• TASK STATEMENT:
Show all lines that include the string "icon"; copy each one.

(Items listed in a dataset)
·····
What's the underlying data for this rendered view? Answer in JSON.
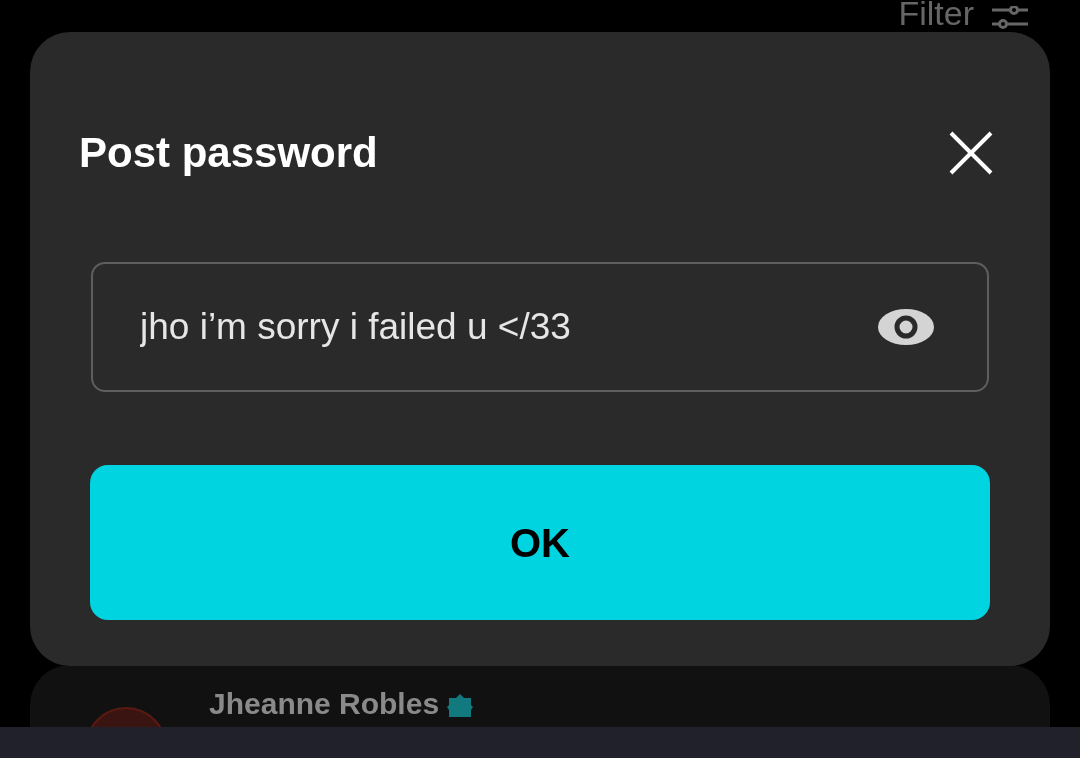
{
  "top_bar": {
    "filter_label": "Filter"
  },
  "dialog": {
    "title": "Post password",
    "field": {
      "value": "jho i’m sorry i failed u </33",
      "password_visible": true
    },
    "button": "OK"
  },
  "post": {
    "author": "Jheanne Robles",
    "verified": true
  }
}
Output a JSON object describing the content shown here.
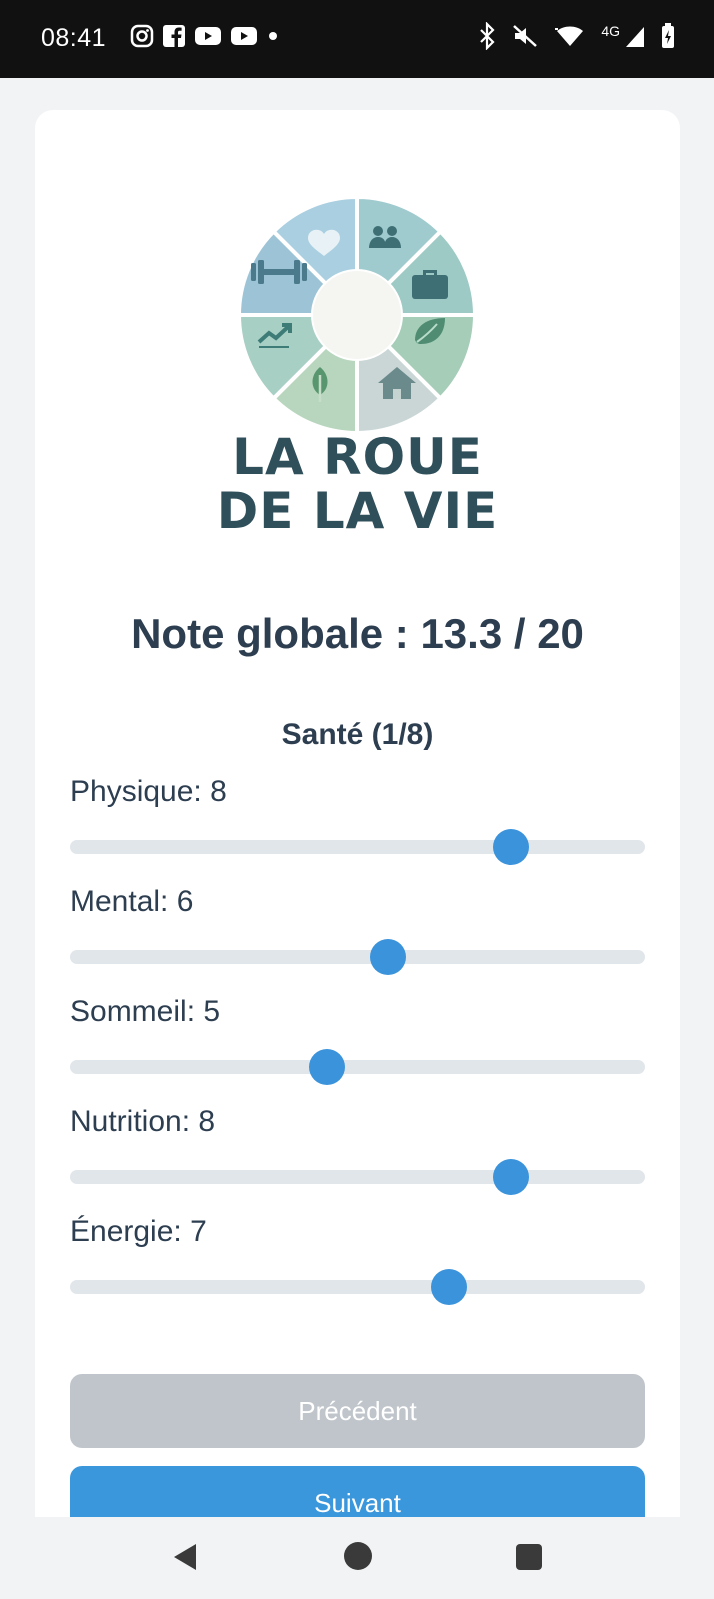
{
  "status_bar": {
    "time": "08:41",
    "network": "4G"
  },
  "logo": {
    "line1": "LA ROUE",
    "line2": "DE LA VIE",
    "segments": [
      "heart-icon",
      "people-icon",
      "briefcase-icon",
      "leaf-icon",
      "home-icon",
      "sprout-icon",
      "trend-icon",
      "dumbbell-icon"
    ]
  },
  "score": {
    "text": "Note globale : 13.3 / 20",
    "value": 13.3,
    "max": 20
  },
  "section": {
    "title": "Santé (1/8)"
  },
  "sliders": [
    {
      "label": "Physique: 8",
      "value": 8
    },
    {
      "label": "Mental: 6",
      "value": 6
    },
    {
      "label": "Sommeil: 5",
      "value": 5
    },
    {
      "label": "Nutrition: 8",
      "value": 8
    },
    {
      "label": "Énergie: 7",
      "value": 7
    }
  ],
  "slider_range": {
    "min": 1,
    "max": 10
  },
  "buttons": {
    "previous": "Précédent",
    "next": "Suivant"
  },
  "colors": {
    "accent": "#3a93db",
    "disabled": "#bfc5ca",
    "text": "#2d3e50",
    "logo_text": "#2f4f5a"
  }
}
·····
• TASK ANSWER:
      "heart-icon",
      "people-icon",
      "briefcase-icon",
      "leaf-icon",
      "home-icon",
      "sprout-icon",
      "trend-icon",
      "dumbbell-icon"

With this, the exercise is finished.